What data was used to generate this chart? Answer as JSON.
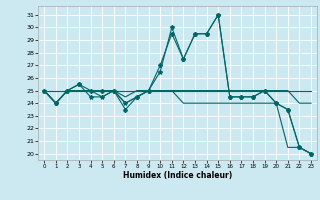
{
  "xlabel": "Humidex (Indice chaleur)",
  "background_color": "#cce8f0",
  "grid_color": "#ffffff",
  "line_color": "#006666",
  "xlim": [
    -0.5,
    23.5
  ],
  "ylim": [
    19.5,
    31.7
  ],
  "yticks": [
    20,
    21,
    22,
    23,
    24,
    25,
    26,
    27,
    28,
    29,
    30,
    31
  ],
  "xticks": [
    0,
    1,
    2,
    3,
    4,
    5,
    6,
    7,
    8,
    9,
    10,
    11,
    12,
    13,
    14,
    15,
    16,
    17,
    18,
    19,
    20,
    21,
    22,
    23
  ],
  "series": [
    {
      "x": [
        0,
        1,
        2,
        3,
        4,
        5,
        6,
        7,
        8,
        9,
        10,
        11,
        12,
        13,
        14,
        15,
        16,
        17,
        18,
        19,
        20,
        21,
        22,
        23
      ],
      "y": [
        25,
        25,
        25,
        25,
        25,
        25,
        25,
        25,
        25,
        25,
        25,
        25,
        25,
        25,
        25,
        25,
        25,
        25,
        25,
        25,
        25,
        25,
        25,
        25
      ],
      "marker": null
    },
    {
      "x": [
        0,
        1,
        2,
        3,
        4,
        5,
        6,
        7,
        8,
        9,
        10,
        11,
        12,
        13,
        14,
        15,
        16,
        17,
        18,
        19,
        20,
        21,
        22,
        23
      ],
      "y": [
        25,
        24,
        25,
        25,
        25,
        24.5,
        25,
        24.5,
        25,
        25,
        25,
        25,
        25,
        25,
        25,
        25,
        25,
        25,
        25,
        25,
        25,
        25,
        24,
        24
      ],
      "marker": null
    },
    {
      "x": [
        0,
        1,
        2,
        3,
        4,
        5,
        6,
        7,
        8,
        9,
        10,
        11,
        12,
        13,
        14,
        15,
        16,
        17,
        18,
        19,
        20,
        21,
        22,
        23
      ],
      "y": [
        25,
        24,
        25,
        25.5,
        25,
        25,
        25,
        23.5,
        24.5,
        25,
        27,
        29.5,
        27.5,
        29.5,
        29.5,
        31,
        24.5,
        24.5,
        24.5,
        25,
        24,
        23.5,
        20.5,
        20
      ],
      "marker": "D"
    },
    {
      "x": [
        0,
        1,
        2,
        3,
        4,
        5,
        6,
        7,
        8,
        9,
        10,
        11,
        12,
        13,
        14,
        15,
        16,
        17,
        18,
        19,
        20,
        21,
        22,
        23
      ],
      "y": [
        25,
        24,
        25,
        25.5,
        24.5,
        24.5,
        25,
        24,
        24.5,
        25,
        26.5,
        30,
        27.5,
        29.5,
        29.5,
        31,
        24.5,
        24.5,
        24.5,
        25,
        24,
        23.5,
        20.5,
        20
      ],
      "marker": "*"
    },
    {
      "x": [
        0,
        1,
        2,
        3,
        4,
        5,
        6,
        7,
        8,
        9,
        10,
        11,
        12,
        13,
        14,
        15,
        16,
        17,
        18,
        19,
        20,
        21,
        22,
        23
      ],
      "y": [
        25,
        24,
        25,
        25,
        25,
        25,
        25,
        24,
        24.5,
        25,
        25,
        25,
        24,
        24,
        24,
        24,
        24,
        24,
        24,
        24,
        24,
        20.5,
        20.5,
        20
      ],
      "marker": null
    }
  ]
}
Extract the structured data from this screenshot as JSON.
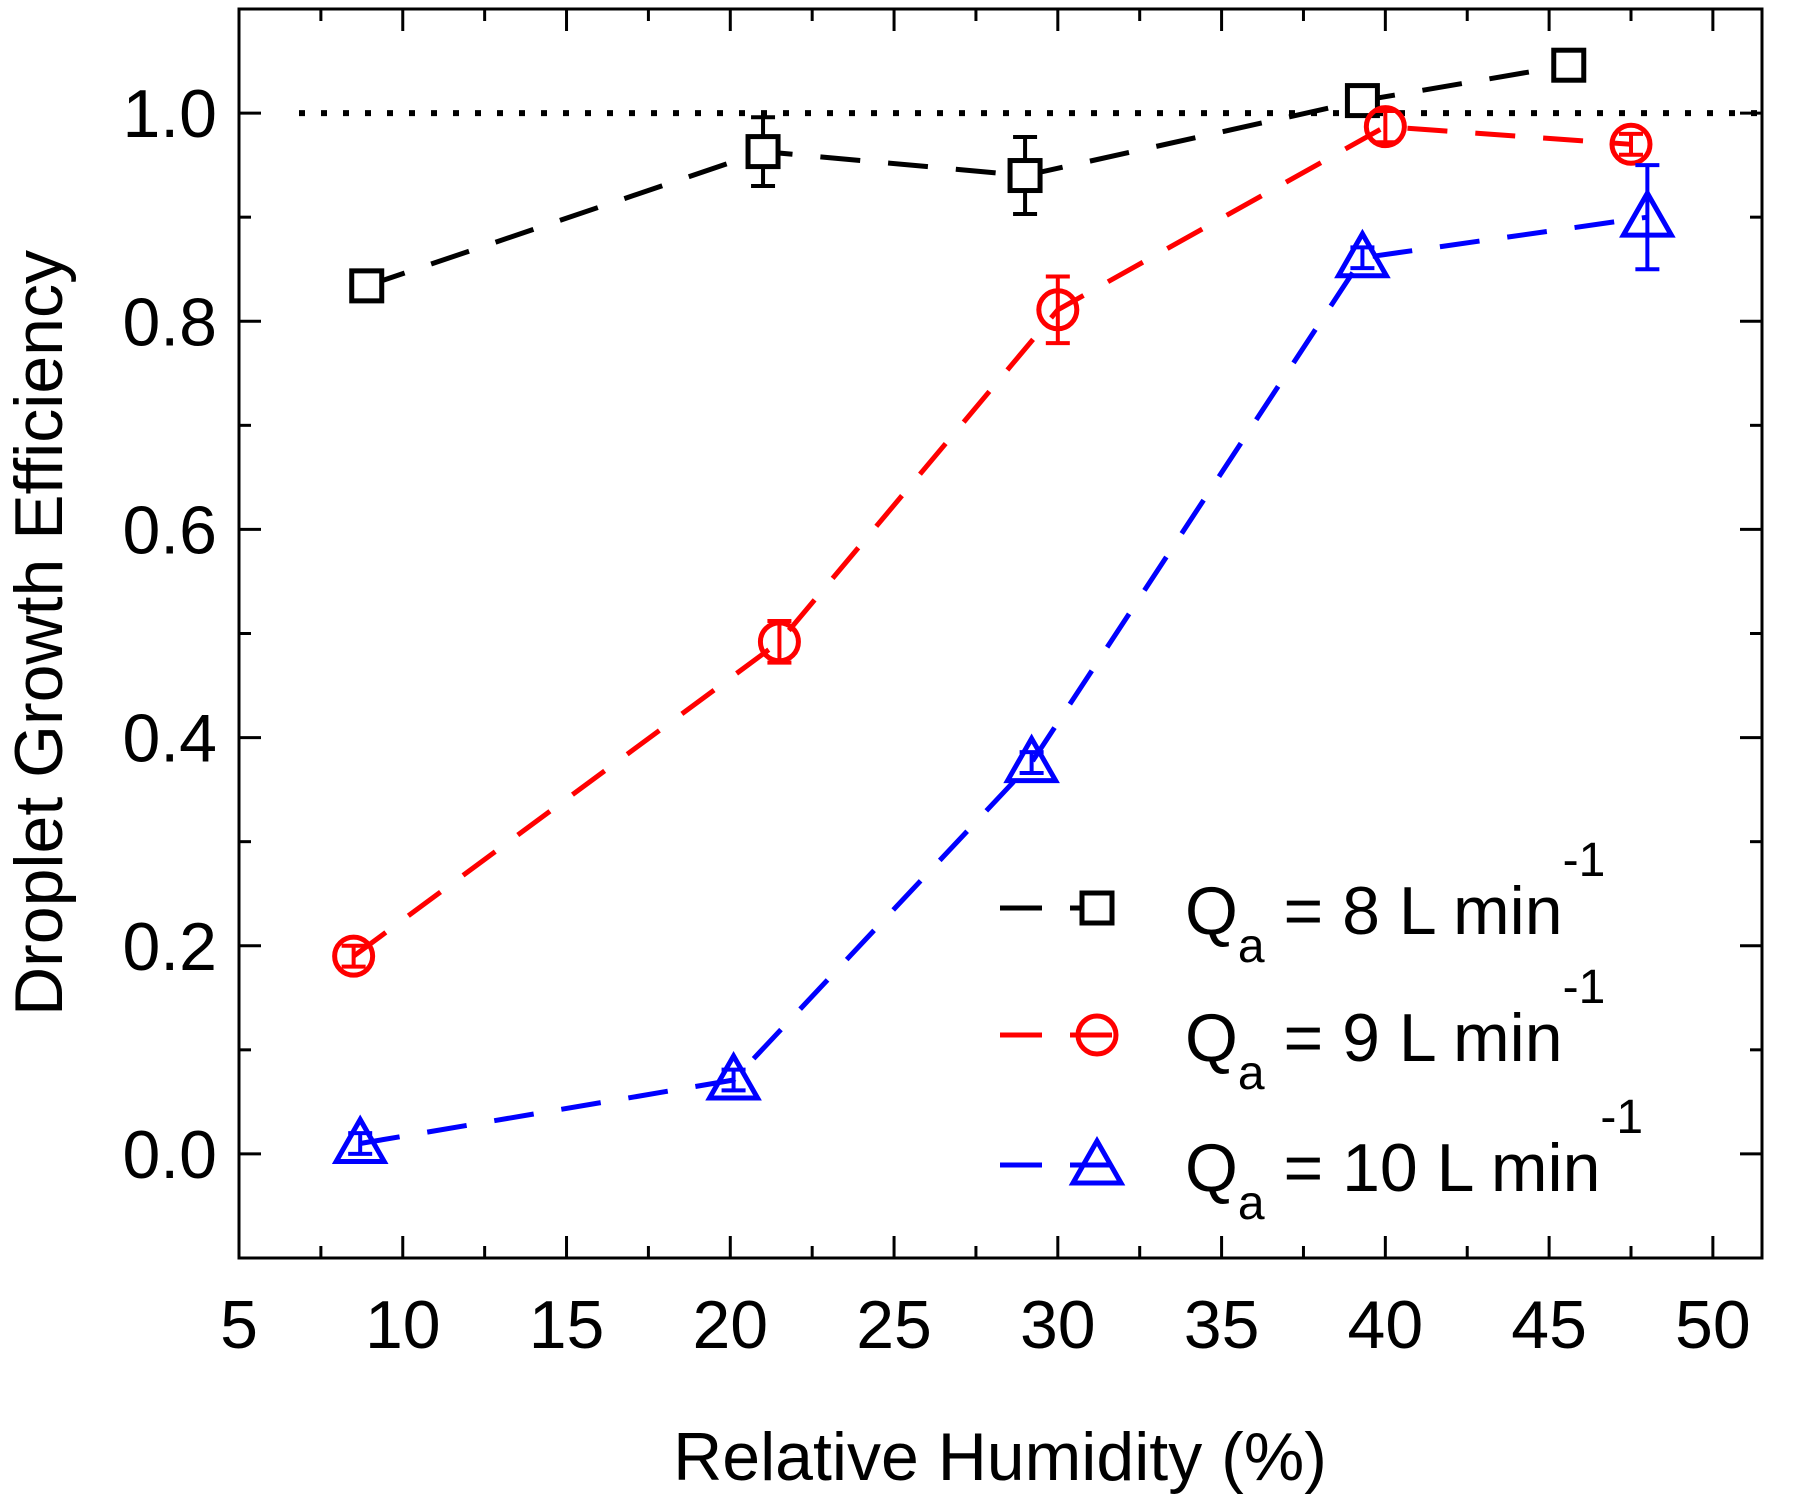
{
  "chart_data": {
    "type": "scatter",
    "title": "",
    "xlabel": "Relative Humidity (%)",
    "ylabel": "Droplet Growth Efficiency",
    "xlim": [
      5,
      51.5
    ],
    "ylim": [
      -0.1,
      1.1
    ],
    "xticks": [
      5,
      10,
      15,
      20,
      25,
      30,
      35,
      40,
      45,
      50
    ],
    "yticks": [
      0.0,
      0.2,
      0.4,
      0.6,
      0.8,
      1.0
    ],
    "ytick_labels": [
      "0.0",
      "0.2",
      "0.4",
      "0.6",
      "0.8",
      "1.0"
    ],
    "grid": false,
    "reference_line": {
      "y": 1.0,
      "style": "dotted",
      "color": "#000000"
    },
    "legend_position": "bottom-right",
    "series": [
      {
        "name": "Q_a = 8 L min^-1",
        "label_main": "Q",
        "label_sub": "a",
        "label_rest": " = 8 L min",
        "label_sup": "-1",
        "color": "#000000",
        "marker": "square",
        "x": [
          8.9,
          21.0,
          29.0,
          39.3,
          45.6
        ],
        "y": [
          0.834,
          0.963,
          0.94,
          1.012,
          1.046
        ],
        "err": [
          0.01,
          0.033,
          0.037,
          0.01,
          0.012
        ]
      },
      {
        "name": "Q_a = 9 L min^-1",
        "label_main": "Q",
        "label_sub": "a",
        "label_rest": " = 9 L min",
        "label_sup": "-1",
        "color": "#ff0000",
        "marker": "circle",
        "x": [
          8.5,
          21.5,
          30.0,
          40.0,
          47.5
        ],
        "y": [
          0.19,
          0.492,
          0.811,
          0.987,
          0.97
        ],
        "err": [
          0.01,
          0.02,
          0.032,
          0.015,
          0.01
        ]
      },
      {
        "name": "Q_a = 10 L min^-1",
        "label_main": "Q",
        "label_sub": "a",
        "label_rest": " = 10 L min",
        "label_sup": "-1",
        "color": "#0000ff",
        "marker": "triangle",
        "x": [
          8.7,
          20.1,
          29.2,
          39.3,
          48.0
        ],
        "y": [
          0.01,
          0.071,
          0.376,
          0.861,
          0.9
        ],
        "err": [
          0.01,
          0.01,
          0.01,
          0.01,
          0.05
        ]
      }
    ]
  }
}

__Problem statement__.
Check each line above for the word "this" and copy the ones that have it.

__In response__.
What data was used to generate this chart? Answer as JSON.
Extract the structured data from this screenshot as JSON.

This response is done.